Problem to solve: Pictures stay out of your copy, but everything else in the records below must be repeated exactly.

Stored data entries
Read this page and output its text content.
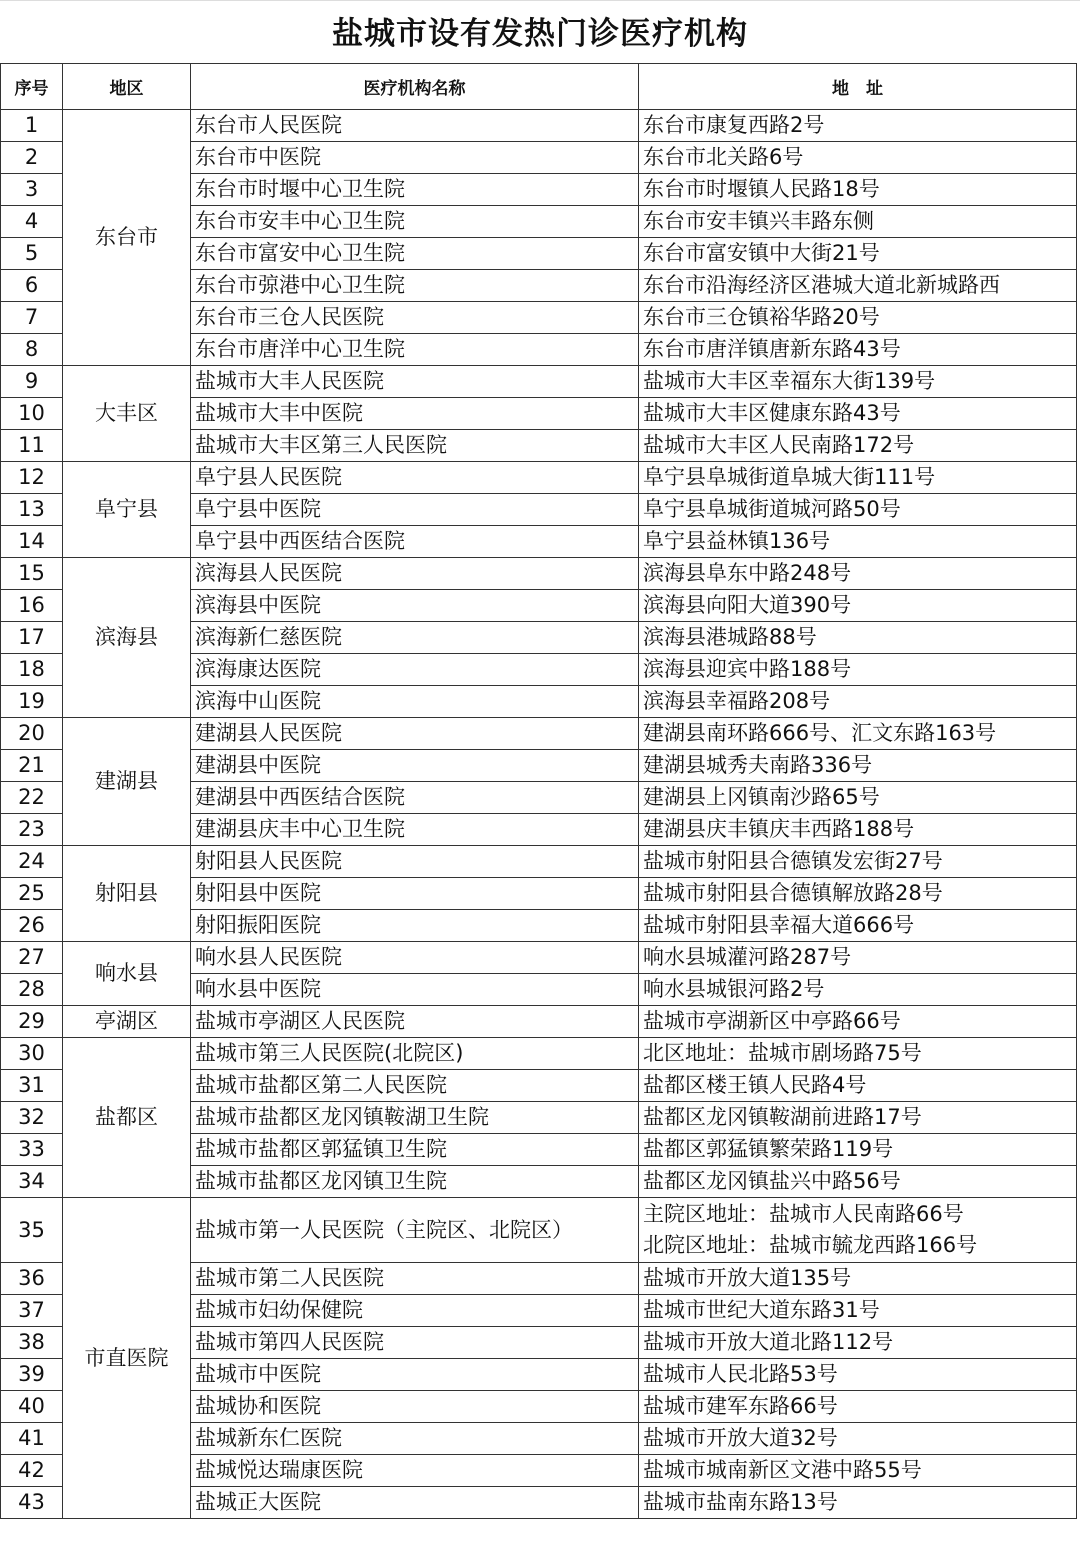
盐城市设有发热门诊医疗机构
序号	地区	医疗机构名称	地　址
1	东台市	东台市人民医院	东台市康复西路2号

2		东台市中医院	东台市北关路6号

3		东台市时堰中心卫生院	东台市时堰镇人民路18号

4		东台市安丰中心卫生院	东台市安丰镇兴丰路东侧

5		东台市富安中心卫生院	东台市富安镇中大街21号

6		东台市弶港中心卫生院	东台市沿海经济区港城大道北新城路西

7		东台市三仓人民医院	东台市三仓镇裕华路20号

8		东台市唐洋中心卫生院	东台市唐洋镇唐新东路43号

9	大丰区	盐城市大丰人民医院	盐城市大丰区幸福东大街139号

10		盐城市大丰中医院	盐城市大丰区健康东路43号

11		盐城市大丰区第三人民医院	盐城市大丰区人民南路172号

12	阜宁县	阜宁县人民医院	阜宁县阜城街道阜城大街111号

13		阜宁县中医院	阜宁县阜城街道城河路50号

14		阜宁县中西医结合医院	阜宁县益林镇136号

15	滨海县	滨海县人民医院	滨海县阜东中路248号

16		滨海县中医院	滨海县向阳大道390号

17		滨海新仁慈医院	滨海县港城路88号

18		滨海康达医院	滨海县迎宾中路188号

19		滨海中山医院	滨海县幸福路208号

20	建湖县	建湖县人民医院	建湖县南环路666号、汇文东路163号

21		建湖县中医院	建湖县城秀夫南路336号

22		建湖县中西医结合医院	建湖县上冈镇南沙路65号

23		建湖县庆丰中心卫生院	建湖县庆丰镇庆丰西路188号

24	射阳县	射阳县人民医院	盐城市射阳县合德镇发宏街27号

25		射阳县中医院	盐城市射阳县合德镇解放路28号

26		射阳振阳医院	盐城市射阳县幸福大道666号

27	响水县	响水县人民医院	响水县城灌河路287号

28		响水县中医院	响水县城银河路2号

29	亭湖区	盐城市亭湖区人民医院	盐城市亭湖新区中亭路66号

30	盐都区	盐城市第三人民医院(北院区)	北区地址：盐城市剧场路75号

31		盐城市盐都区第二人民医院	盐都区楼王镇人民路4号

32		盐城市盐都区龙冈镇鞍湖卫生院	盐都区龙冈镇鞍湖前进路17号

33		盐城市盐都区郭猛镇卫生院	盐都区郭猛镇繁荣路119号

34		盐城市盐都区龙冈镇卫生院	盐都区龙冈镇盐兴中路56号

35	市直医院	盐城市第一人民医院（主院区、北院区）	主院区地址：盐城市人民南路66号
北院区地址：盐城市毓龙西路166号

36		盐城市第二人民医院	盐城市开放大道135号

37		盐城市妇幼保健院	盐城市世纪大道东路31号

38		盐城市第四人民医院	盐城市开放大道北路112号

39		盐城市中医院	盐城市人民北路53号

40		盐城协和医院	盐城市建军东路66号

41		盐城新东仁医院	盐城市开放大道32号

42		盐城悦达瑞康医院	盐城市城南新区文港中路55号

43		盐城正大医院	盐城市盐南东路13号
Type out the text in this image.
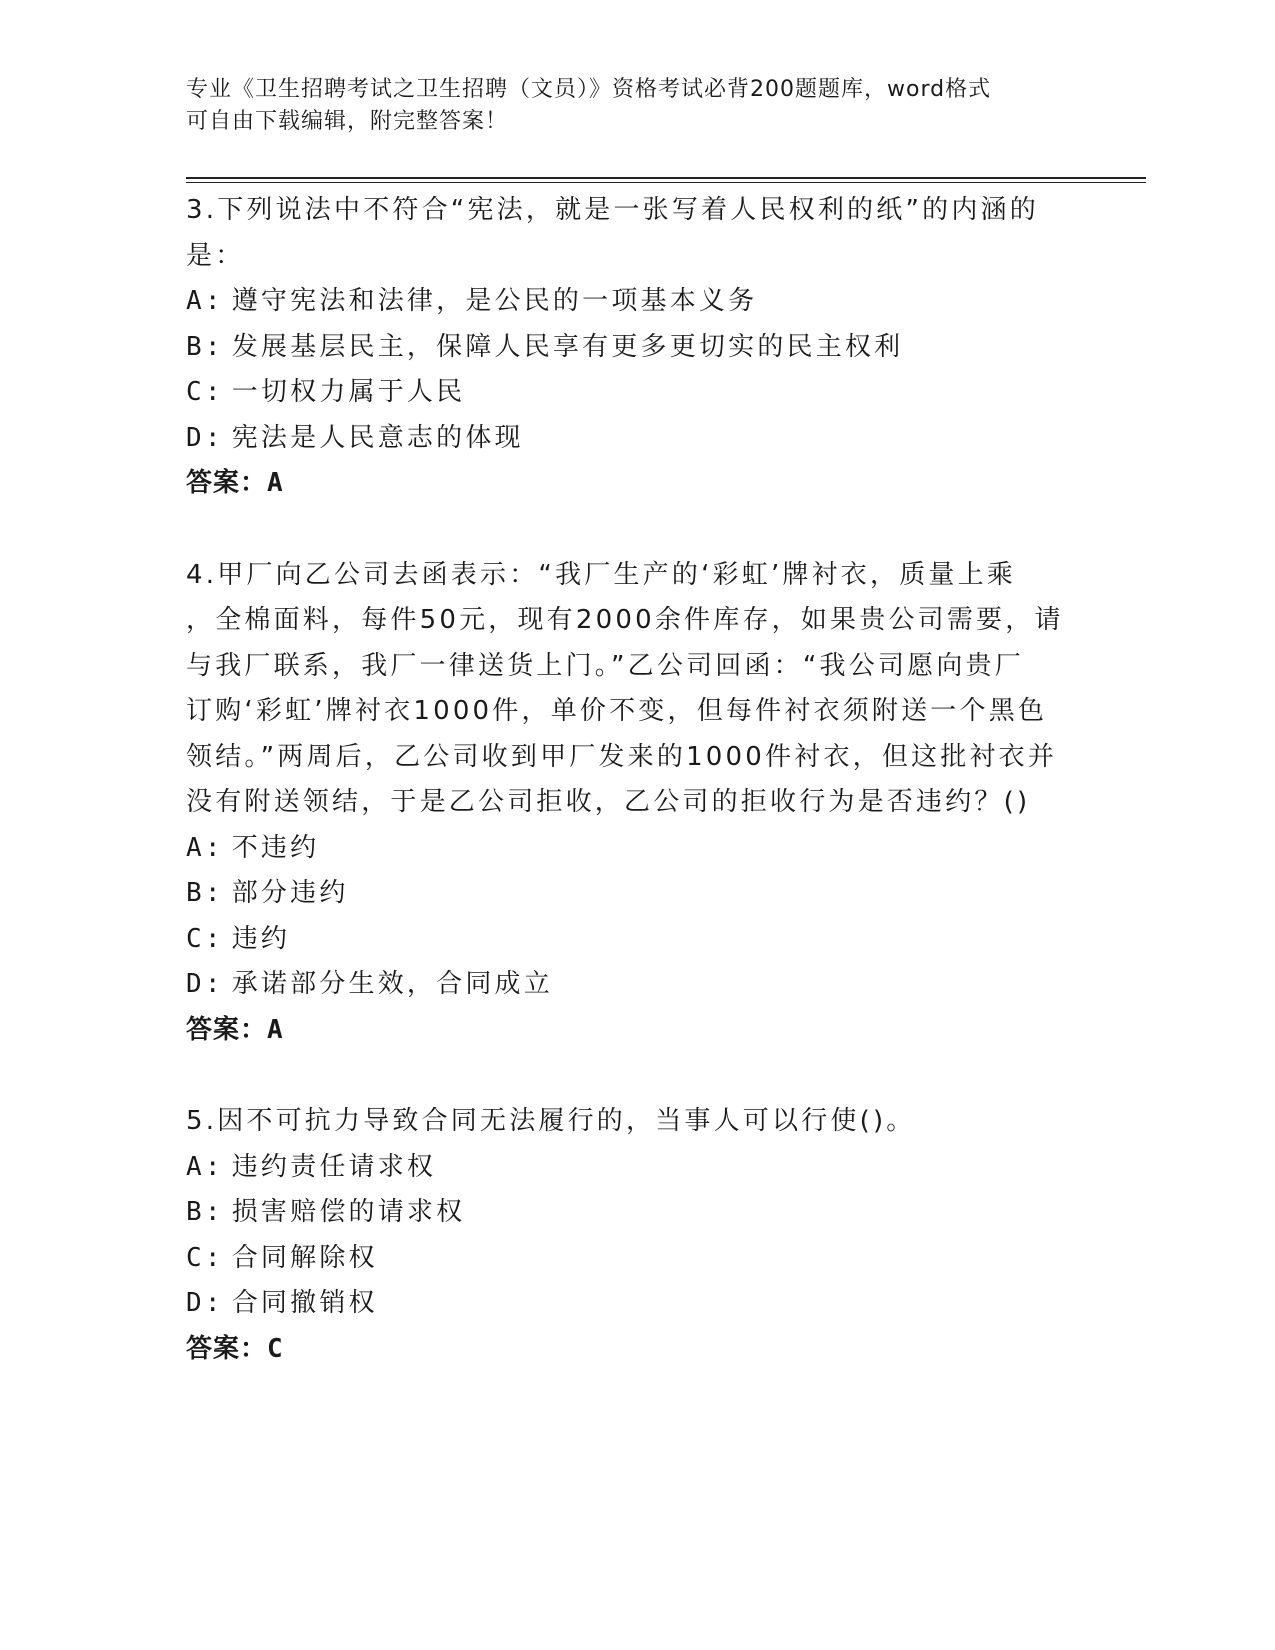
专业《卫生招聘考试之卫生招聘（文员）》资格考试必背200题题库，word格式
可自由下载编辑，附完整答案！
3.下列说法中不符合“宪法，就是一张写着人民权利的纸”的内涵的
是：
A: 遵守宪法和法律，是公民的一项基本义务
B: 发展基层民主，保障人民享有更多更切实的民主权利
C: 一切权力属于人民
D: 宪法是人民意志的体现
答案：A
4.甲厂向乙公司去函表示：“我厂生产的‘彩虹’牌衬衣，质量上乘
，全棉面料，每件50元，现有2000余件库存，如果贵公司需要，请
与我厂联系，我厂一律送货上门。”乙公司回函：“我公司愿向贵厂
订购‘彩虹’牌衬衣1000件，单价不变，但每件衬衣须附送一个黑色
领结。”两周后，乙公司收到甲厂发来的1000件衬衣，但这批衬衣并
没有附送领结，于是乙公司拒收，乙公司的拒收行为是否违约？()
A: 不违约
B: 部分违约
C: 违约
D: 承诺部分生效，合同成立
答案：A
5.因不可抗力导致合同无法履行的，当事人可以行使()。
A: 违约责任请求权
B: 损害赔偿的请求权
C: 合同解除权
D: 合同撤销权
答案：C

Answer to this problem:
Read this page and output its text content.
盐城市设有发热门诊医疗机构
序号	地区	医疗机构名称	地　址
1	东台市	东台市人民医院	东台市康复西路2号

2		东台市中医院	东台市北关路6号

3		东台市时堰中心卫生院	东台市时堰镇人民路18号

4		东台市安丰中心卫生院	东台市安丰镇兴丰路东侧

5		东台市富安中心卫生院	东台市富安镇中大街21号

6		东台市弶港中心卫生院	东台市沿海经济区港城大道北新城路西

7		东台市三仓人民医院	东台市三仓镇裕华路20号

8		东台市唐洋中心卫生院	东台市唐洋镇唐新东路43号

9	大丰区	盐城市大丰人民医院	盐城市大丰区幸福东大街139号

10		盐城市大丰中医院	盐城市大丰区健康东路43号

11		盐城市大丰区第三人民医院	盐城市大丰区人民南路172号

12	阜宁县	阜宁县人民医院	阜宁县阜城街道阜城大街111号

13		阜宁县中医院	阜宁县阜城街道城河路50号

14		阜宁县中西医结合医院	阜宁县益林镇136号

15	滨海县	滨海县人民医院	滨海县阜东中路248号

16		滨海县中医院	滨海县向阳大道390号

17		滨海新仁慈医院	滨海县港城路88号

18		滨海康达医院	滨海县迎宾中路188号

19		滨海中山医院	滨海县幸福路208号

20	建湖县	建湖县人民医院	建湖县南环路666号、汇文东路163号

21		建湖县中医院	建湖县城秀夫南路336号

22		建湖县中西医结合医院	建湖县上冈镇南沙路65号

23		建湖县庆丰中心卫生院	建湖县庆丰镇庆丰西路188号

24	射阳县	射阳县人民医院	盐城市射阳县合德镇发宏街27号

25		射阳县中医院	盐城市射阳县合德镇解放路28号

26		射阳振阳医院	盐城市射阳县幸福大道666号

27	响水县	响水县人民医院	响水县城灌河路287号

28		响水县中医院	响水县城银河路2号

29	亭湖区	盐城市亭湖区人民医院	盐城市亭湖新区中亭路66号

30	盐都区	盐城市第三人民医院(北院区)	北区地址：盐城市剧场路75号

31		盐城市盐都区第二人民医院	盐都区楼王镇人民路4号

32		盐城市盐都区龙冈镇鞍湖卫生院	盐都区龙冈镇鞍湖前进路17号

33		盐城市盐都区郭猛镇卫生院	盐都区郭猛镇繁荣路119号

34		盐城市盐都区龙冈镇卫生院	盐都区龙冈镇盐兴中路56号

35	市直医院	盐城市第一人民医院（主院区、北院区）	主院区地址：盐城市人民南路66号
北院区地址：盐城市毓龙西路166号

36		盐城市第二人民医院	盐城市开放大道135号

37		盐城市妇幼保健院	盐城市世纪大道东路31号

38		盐城市第四人民医院	盐城市开放大道北路112号

39		盐城市中医院	盐城市人民北路53号

40		盐城协和医院	盐城市建军东路66号

41		盐城新东仁医院	盐城市开放大道32号

42		盐城悦达瑞康医院	盐城市城南新区文港中路55号

43		盐城正大医院	盐城市盐南东路13号
Type out the text in this image.
专业《卫生招聘考试之卫生招聘（文员）》资格考试必背200题题库，word格式
可自由下载编辑，附完整答案！
3.下列说法中不符合“宪法，就是一张写着人民权利的纸”的内涵的
是：
A: 遵守宪法和法律，是公民的一项基本义务
B: 发展基层民主，保障人民享有更多更切实的民主权利
C: 一切权力属于人民
D: 宪法是人民意志的体现
答案：A
4.甲厂向乙公司去函表示：“我厂生产的‘彩虹’牌衬衣，质量上乘
，全棉面料，每件50元，现有2000余件库存，如果贵公司需要，请
与我厂联系，我厂一律送货上门。”乙公司回函：“我公司愿向贵厂
订购‘彩虹’牌衬衣1000件，单价不变，但每件衬衣须附送一个黑色
领结。”两周后，乙公司收到甲厂发来的1000件衬衣，但这批衬衣并
没有附送领结，于是乙公司拒收，乙公司的拒收行为是否违约？()
A: 不违约
B: 部分违约
C: 违约
D: 承诺部分生效，合同成立
答案：A
5.因不可抗力导致合同无法履行的，当事人可以行使()。
A: 违约责任请求权
B: 损害赔偿的请求权
C: 合同解除权
D: 合同撤销权
答案：C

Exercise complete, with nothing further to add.